### [SET TASK]
Print all of the lines exactly. Any picture among them stays out.

— BEGIN EXERCISE DATA —

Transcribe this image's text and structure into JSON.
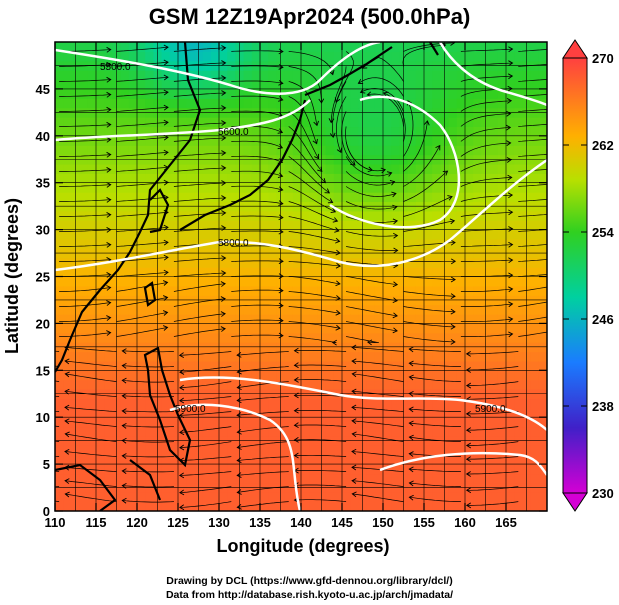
{
  "title": "GSM 12Z19Apr2024 (500.0hPa)",
  "axes": {
    "xlabel": "Longitude (degrees)",
    "ylabel": "Latitude  (degrees)",
    "xticks": [
      "110",
      "115",
      "120",
      "125",
      "130",
      "135",
      "140",
      "145",
      "150",
      "155",
      "160",
      "165"
    ],
    "yticks": [
      "0",
      "5",
      "10",
      "15",
      "20",
      "25",
      "30",
      "35",
      "40",
      "45"
    ],
    "xlim": [
      110,
      170
    ],
    "ylim": [
      0,
      50
    ]
  },
  "colorbar": {
    "ticks": [
      "230",
      "238",
      "246",
      "254",
      "262",
      "270"
    ],
    "range": [
      230,
      270
    ],
    "colors": [
      "#d400d4",
      "#2020d0",
      "#00b0ff",
      "#00d070",
      "#30d000",
      "#e0e000",
      "#ffa000",
      "#ff4040"
    ]
  },
  "contour_labels": [
    "5500.0",
    "5600.0",
    "5800.0",
    "5900.0",
    "5900.0"
  ],
  "credits": {
    "line1": "Drawing by DCL (https://www.gfd-dennou.org/library/dcl/)",
    "line2": "Data from http://database.rish.kyoto-u.ac.jp/arch/jmadata/"
  },
  "chart_data": {
    "type": "heatmap",
    "title": "GSM 12Z19Apr2024 (500.0hPa)",
    "xlabel": "Longitude (degrees)",
    "ylabel": "Latitude  (degrees)",
    "xlim": [
      110,
      170
    ],
    "ylim": [
      0,
      50
    ],
    "color_variable_range": [
      230,
      270
    ],
    "grid": true,
    "overlays": [
      "wind streamlines",
      "geopotential height contours (white)",
      "coastlines (black)"
    ],
    "contours": [
      {
        "label": "5500.0",
        "lat_approx": 46.5
      },
      {
        "label": "5600.0",
        "lat_approx": 40
      },
      {
        "label": "5800.0",
        "lat_approx": 29
      },
      {
        "label": "5900.0",
        "lat_approx": 11
      },
      {
        "label": "5900.0",
        "lat_approx": 5
      }
    ],
    "cyclone_center": {
      "lon": 149,
      "lat": 39
    }
  }
}
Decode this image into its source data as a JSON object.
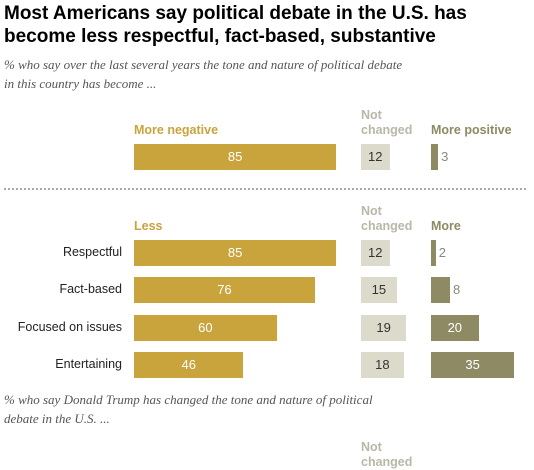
{
  "header": {
    "title_line1": "Most Americans say political debate in the U.S. has",
    "title_line2": "become less respectful, fact-based, substantive",
    "subtitle1_line1": "% who say over the last several years the tone and nature of political debate",
    "subtitle1_line2": "in this country has become ...",
    "subtitle2_line1": "% who say Donald Trump has changed the tone and nature of political",
    "subtitle2_line2": "debate in the U.S. ...",
    "cut_label_line1": "Not",
    "cut_label_line2": "changed"
  },
  "colors": {
    "gold": "#c9a33c",
    "grey": "#dcdacb",
    "olive": "#8d8a64"
  },
  "chart_data": [
    {
      "type": "bar",
      "stacked_columns": true,
      "column_headers": [
        "More negative",
        "Not changed",
        "More positive"
      ],
      "categories": [
        ""
      ],
      "series": [
        {
          "name": "More negative",
          "values": [
            85
          ]
        },
        {
          "name": "Not changed",
          "values": [
            12
          ]
        },
        {
          "name": "More positive",
          "values": [
            3
          ]
        }
      ]
    },
    {
      "type": "bar",
      "stacked_columns": true,
      "column_headers": [
        "Less",
        "Not changed",
        "More"
      ],
      "categories": [
        "Respectful",
        "Fact-based",
        "Focused on issues",
        "Entertaining"
      ],
      "series": [
        {
          "name": "Less",
          "values": [
            85,
            76,
            60,
            46
          ]
        },
        {
          "name": "Not changed",
          "values": [
            12,
            15,
            19,
            18
          ]
        },
        {
          "name": "More",
          "values": [
            2,
            8,
            20,
            35
          ]
        }
      ]
    }
  ]
}
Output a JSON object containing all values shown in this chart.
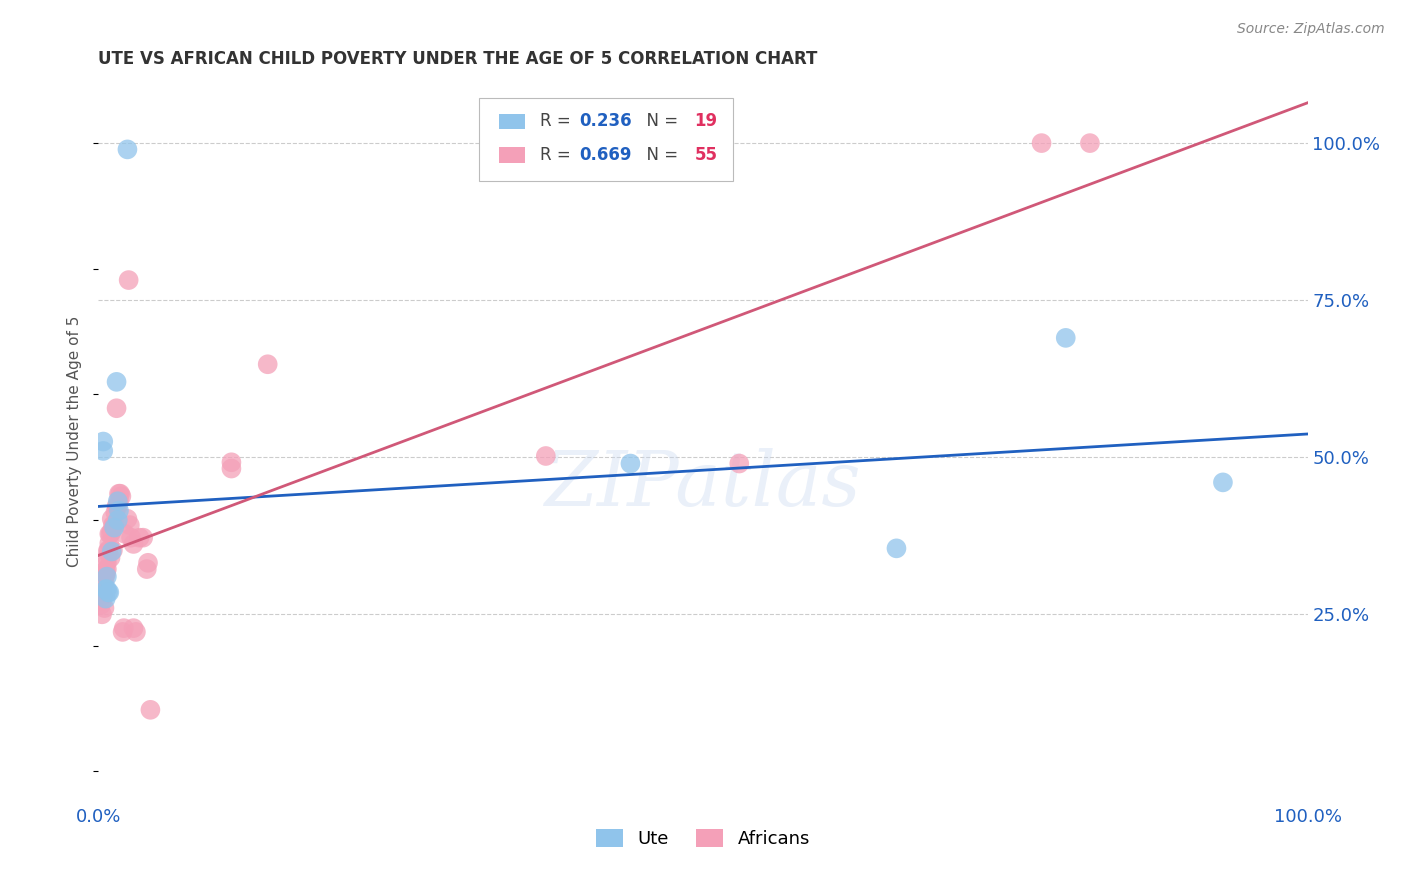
{
  "title": "UTE VS AFRICAN CHILD POVERTY UNDER THE AGE OF 5 CORRELATION CHART",
  "source": "Source: ZipAtlas.com",
  "ylabel": "Child Poverty Under the Age of 5",
  "ytick_labels": [
    "25.0%",
    "50.0%",
    "75.0%",
    "100.0%"
  ],
  "ytick_values": [
    0.25,
    0.5,
    0.75,
    1.0
  ],
  "ute_color": "#90c4eb",
  "africans_color": "#f4a0b8",
  "ute_line_color": "#2060c0",
  "africans_line_color": "#d05878",
  "background_color": "#ffffff",
  "grid_color": "#cccccc",
  "watermark": "ZIPatlas",
  "ute_r": "0.236",
  "ute_n": "19",
  "afr_r": "0.669",
  "afr_n": "55",
  "ute_points": [
    [
      0.004,
      0.525
    ],
    [
      0.004,
      0.51
    ],
    [
      0.006,
      0.29
    ],
    [
      0.006,
      0.275
    ],
    [
      0.007,
      0.29
    ],
    [
      0.007,
      0.31
    ],
    [
      0.008,
      0.285
    ],
    [
      0.009,
      0.285
    ],
    [
      0.011,
      0.35
    ],
    [
      0.013,
      0.388
    ],
    [
      0.015,
      0.62
    ],
    [
      0.016,
      0.43
    ],
    [
      0.016,
      0.4
    ],
    [
      0.017,
      0.415
    ],
    [
      0.024,
      0.99
    ],
    [
      0.44,
      0.49
    ],
    [
      0.66,
      0.355
    ],
    [
      0.8,
      0.69
    ],
    [
      0.93,
      0.46
    ]
  ],
  "africans_points": [
    [
      0.002,
      0.28
    ],
    [
      0.002,
      0.265
    ],
    [
      0.003,
      0.25
    ],
    [
      0.003,
      0.272
    ],
    [
      0.004,
      0.297
    ],
    [
      0.004,
      0.28
    ],
    [
      0.005,
      0.26
    ],
    [
      0.005,
      0.302
    ],
    [
      0.006,
      0.313
    ],
    [
      0.006,
      0.32
    ],
    [
      0.006,
      0.315
    ],
    [
      0.007,
      0.332
    ],
    [
      0.007,
      0.34
    ],
    [
      0.007,
      0.322
    ],
    [
      0.008,
      0.352
    ],
    [
      0.008,
      0.35
    ],
    [
      0.009,
      0.378
    ],
    [
      0.009,
      0.363
    ],
    [
      0.01,
      0.378
    ],
    [
      0.01,
      0.34
    ],
    [
      0.011,
      0.382
    ],
    [
      0.011,
      0.402
    ],
    [
      0.012,
      0.352
    ],
    [
      0.012,
      0.392
    ],
    [
      0.013,
      0.392
    ],
    [
      0.014,
      0.412
    ],
    [
      0.015,
      0.578
    ],
    [
      0.015,
      0.422
    ],
    [
      0.016,
      0.422
    ],
    [
      0.017,
      0.442
    ],
    [
      0.017,
      0.432
    ],
    [
      0.018,
      0.442
    ],
    [
      0.019,
      0.438
    ],
    [
      0.02,
      0.222
    ],
    [
      0.021,
      0.228
    ],
    [
      0.022,
      0.378
    ],
    [
      0.024,
      0.402
    ],
    [
      0.025,
      0.782
    ],
    [
      0.026,
      0.392
    ],
    [
      0.027,
      0.372
    ],
    [
      0.029,
      0.362
    ],
    [
      0.029,
      0.228
    ],
    [
      0.031,
      0.222
    ],
    [
      0.034,
      0.372
    ],
    [
      0.037,
      0.372
    ],
    [
      0.04,
      0.322
    ],
    [
      0.041,
      0.332
    ],
    [
      0.043,
      0.098
    ],
    [
      0.11,
      0.492
    ],
    [
      0.11,
      0.482
    ],
    [
      0.14,
      0.648
    ],
    [
      0.37,
      0.502
    ],
    [
      0.53,
      0.49
    ],
    [
      0.78,
      1.0
    ],
    [
      0.82,
      1.0
    ]
  ],
  "xlim": [
    0.0,
    1.0
  ],
  "ylim": [
    -0.05,
    1.1
  ],
  "title_fontsize": 12,
  "axis_label_fontsize": 13,
  "tick_fontsize": 13
}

— END EXERCISE DATA —

### [RESPONSE]
Transcribe this image's text and structure into JSON.
{
  "title": "GSM 12Z19Apr2024 (500.0hPa)",
  "axes": {
    "xlabel": "Longitude (degrees)",
    "ylabel": "Latitude  (degrees)",
    "xticks": [
      "110",
      "115",
      "120",
      "125",
      "130",
      "135",
      "140",
      "145",
      "150",
      "155",
      "160",
      "165"
    ],
    "yticks": [
      "0",
      "5",
      "10",
      "15",
      "20",
      "25",
      "30",
      "35",
      "40",
      "45"
    ],
    "xlim": [
      110,
      170
    ],
    "ylim": [
      0,
      50
    ]
  },
  "colorbar": {
    "ticks": [
      "230",
      "238",
      "246",
      "254",
      "262",
      "270"
    ],
    "range": [
      230,
      270
    ],
    "colors": [
      "#d400d4",
      "#2020d0",
      "#00b0ff",
      "#00d070",
      "#30d000",
      "#e0e000",
      "#ffa000",
      "#ff4040"
    ]
  },
  "contour_labels": [
    "5500.0",
    "5600.0",
    "5800.0",
    "5900.0",
    "5900.0"
  ],
  "credits": {
    "line1": "Drawing by DCL (https://www.gfd-dennou.org/library/dcl/)",
    "line2": "Data from http://database.rish.kyoto-u.ac.jp/arch/jmadata/"
  },
  "chart_data": {
    "type": "heatmap",
    "title": "GSM 12Z19Apr2024 (500.0hPa)",
    "xlabel": "Longitude (degrees)",
    "ylabel": "Latitude  (degrees)",
    "xlim": [
      110,
      170
    ],
    "ylim": [
      0,
      50
    ],
    "color_variable_range": [
      230,
      270
    ],
    "grid": true,
    "overlays": [
      "wind streamlines",
      "geopotential height contours (white)",
      "coastlines (black)"
    ],
    "contours": [
      {
        "label": "5500.0",
        "lat_approx": 46.5
      },
      {
        "label": "5600.0",
        "lat_approx": 40
      },
      {
        "label": "5800.0",
        "lat_approx": 29
      },
      {
        "label": "5900.0",
        "lat_approx": 11
      },
      {
        "label": "5900.0",
        "lat_approx": 5
      }
    ],
    "cyclone_center": {
      "lon": 149,
      "lat": 39
    }
  }
}
Decode this image into its source data as a JSON object.
{
  "header": {
    "title_line1": "Most Americans say political debate in the U.S. has",
    "title_line2": "become less respectful, fact-based, substantive",
    "subtitle1_line1": "% who say over the last several years the tone and nature of political debate",
    "subtitle1_line2": "in this country has become ...",
    "subtitle2_line1": "% who say Donald Trump has changed the tone and nature of political",
    "subtitle2_line2": "debate in the U.S. ...",
    "cut_label_line1": "Not",
    "cut_label_line2": "changed"
  },
  "colors": {
    "gold": "#c9a33c",
    "grey": "#dcdacb",
    "olive": "#8d8a64"
  },
  "chart_data": [
    {
      "type": "bar",
      "stacked_columns": true,
      "column_headers": [
        "More negative",
        "Not changed",
        "More positive"
      ],
      "categories": [
        ""
      ],
      "series": [
        {
          "name": "More negative",
          "values": [
            85
          ]
        },
        {
          "name": "Not changed",
          "values": [
            12
          ]
        },
        {
          "name": "More positive",
          "values": [
            3
          ]
        }
      ]
    },
    {
      "type": "bar",
      "stacked_columns": true,
      "column_headers": [
        "Less",
        "Not changed",
        "More"
      ],
      "categories": [
        "Respectful",
        "Fact-based",
        "Focused on issues",
        "Entertaining"
      ],
      "series": [
        {
          "name": "Less",
          "values": [
            85,
            76,
            60,
            46
          ]
        },
        {
          "name": "Not changed",
          "values": [
            12,
            15,
            19,
            18
          ]
        },
        {
          "name": "More",
          "values": [
            2,
            8,
            20,
            35
          ]
        }
      ]
    }
  ]
}
Output a JSON object containing all values shown in this chart.
{
  "title": "UTE VS AFRICAN CHILD POVERTY UNDER THE AGE OF 5 CORRELATION CHART",
  "source": "Source: ZipAtlas.com",
  "ylabel": "Child Poverty Under the Age of 5",
  "ytick_labels": [
    "25.0%",
    "50.0%",
    "75.0%",
    "100.0%"
  ],
  "ytick_values": [
    0.25,
    0.5,
    0.75,
    1.0
  ],
  "ute_color": "#90c4eb",
  "africans_color": "#f4a0b8",
  "ute_line_color": "#2060c0",
  "africans_line_color": "#d05878",
  "background_color": "#ffffff",
  "grid_color": "#cccccc",
  "watermark": "ZIPatlas",
  "ute_r": "0.236",
  "ute_n": "19",
  "afr_r": "0.669",
  "afr_n": "55",
  "ute_points": [
    [
      0.004,
      0.525
    ],
    [
      0.004,
      0.51
    ],
    [
      0.006,
      0.29
    ],
    [
      0.006,
      0.275
    ],
    [
      0.007,
      0.29
    ],
    [
      0.007,
      0.31
    ],
    [
      0.008,
      0.285
    ],
    [
      0.009,
      0.285
    ],
    [
      0.011,
      0.35
    ],
    [
      0.013,
      0.388
    ],
    [
      0.015,
      0.62
    ],
    [
      0.016,
      0.43
    ],
    [
      0.016,
      0.4
    ],
    [
      0.017,
      0.415
    ],
    [
      0.024,
      0.99
    ],
    [
      0.44,
      0.49
    ],
    [
      0.66,
      0.355
    ],
    [
      0.8,
      0.69
    ],
    [
      0.93,
      0.46
    ]
  ],
  "africans_points": [
    [
      0.002,
      0.28
    ],
    [
      0.002,
      0.265
    ],
    [
      0.003,
      0.25
    ],
    [
      0.003,
      0.272
    ],
    [
      0.004,
      0.297
    ],
    [
      0.004,
      0.28
    ],
    [
      0.005,
      0.26
    ],
    [
      0.005,
      0.302
    ],
    [
      0.006,
      0.313
    ],
    [
      0.006,
      0.32
    ],
    [
      0.006,
      0.315
    ],
    [
      0.007,
      0.332
    ],
    [
      0.007,
      0.34
    ],
    [
      0.007,
      0.322
    ],
    [
      0.008,
      0.352
    ],
    [
      0.008,
      0.35
    ],
    [
      0.009,
      0.378
    ],
    [
      0.009,
      0.363
    ],
    [
      0.01,
      0.378
    ],
    [
      0.01,
      0.34
    ],
    [
      0.011,
      0.382
    ],
    [
      0.011,
      0.402
    ],
    [
      0.012,
      0.352
    ],
    [
      0.012,
      0.392
    ],
    [
      0.013,
      0.392
    ],
    [
      0.014,
      0.412
    ],
    [
      0.015,
      0.578
    ],
    [
      0.015,
      0.422
    ],
    [
      0.016,
      0.422
    ],
    [
      0.017,
      0.442
    ],
    [
      0.017,
      0.432
    ],
    [
      0.018,
      0.442
    ],
    [
      0.019,
      0.438
    ],
    [
      0.02,
      0.222
    ],
    [
      0.021,
      0.228
    ],
    [
      0.022,
      0.378
    ],
    [
      0.024,
      0.402
    ],
    [
      0.025,
      0.782
    ],
    [
      0.026,
      0.392
    ],
    [
      0.027,
      0.372
    ],
    [
      0.029,
      0.362
    ],
    [
      0.029,
      0.228
    ],
    [
      0.031,
      0.222
    ],
    [
      0.034,
      0.372
    ],
    [
      0.037,
      0.372
    ],
    [
      0.04,
      0.322
    ],
    [
      0.041,
      0.332
    ],
    [
      0.043,
      0.098
    ],
    [
      0.11,
      0.492
    ],
    [
      0.11,
      0.482
    ],
    [
      0.14,
      0.648
    ],
    [
      0.37,
      0.502
    ],
    [
      0.53,
      0.49
    ],
    [
      0.78,
      1.0
    ],
    [
      0.82,
      1.0
    ]
  ],
  "xlim": [
    0.0,
    1.0
  ],
  "ylim": [
    -0.05,
    1.1
  ],
  "title_fontsize": 12,
  "axis_label_fontsize": 13,
  "tick_fontsize": 13
}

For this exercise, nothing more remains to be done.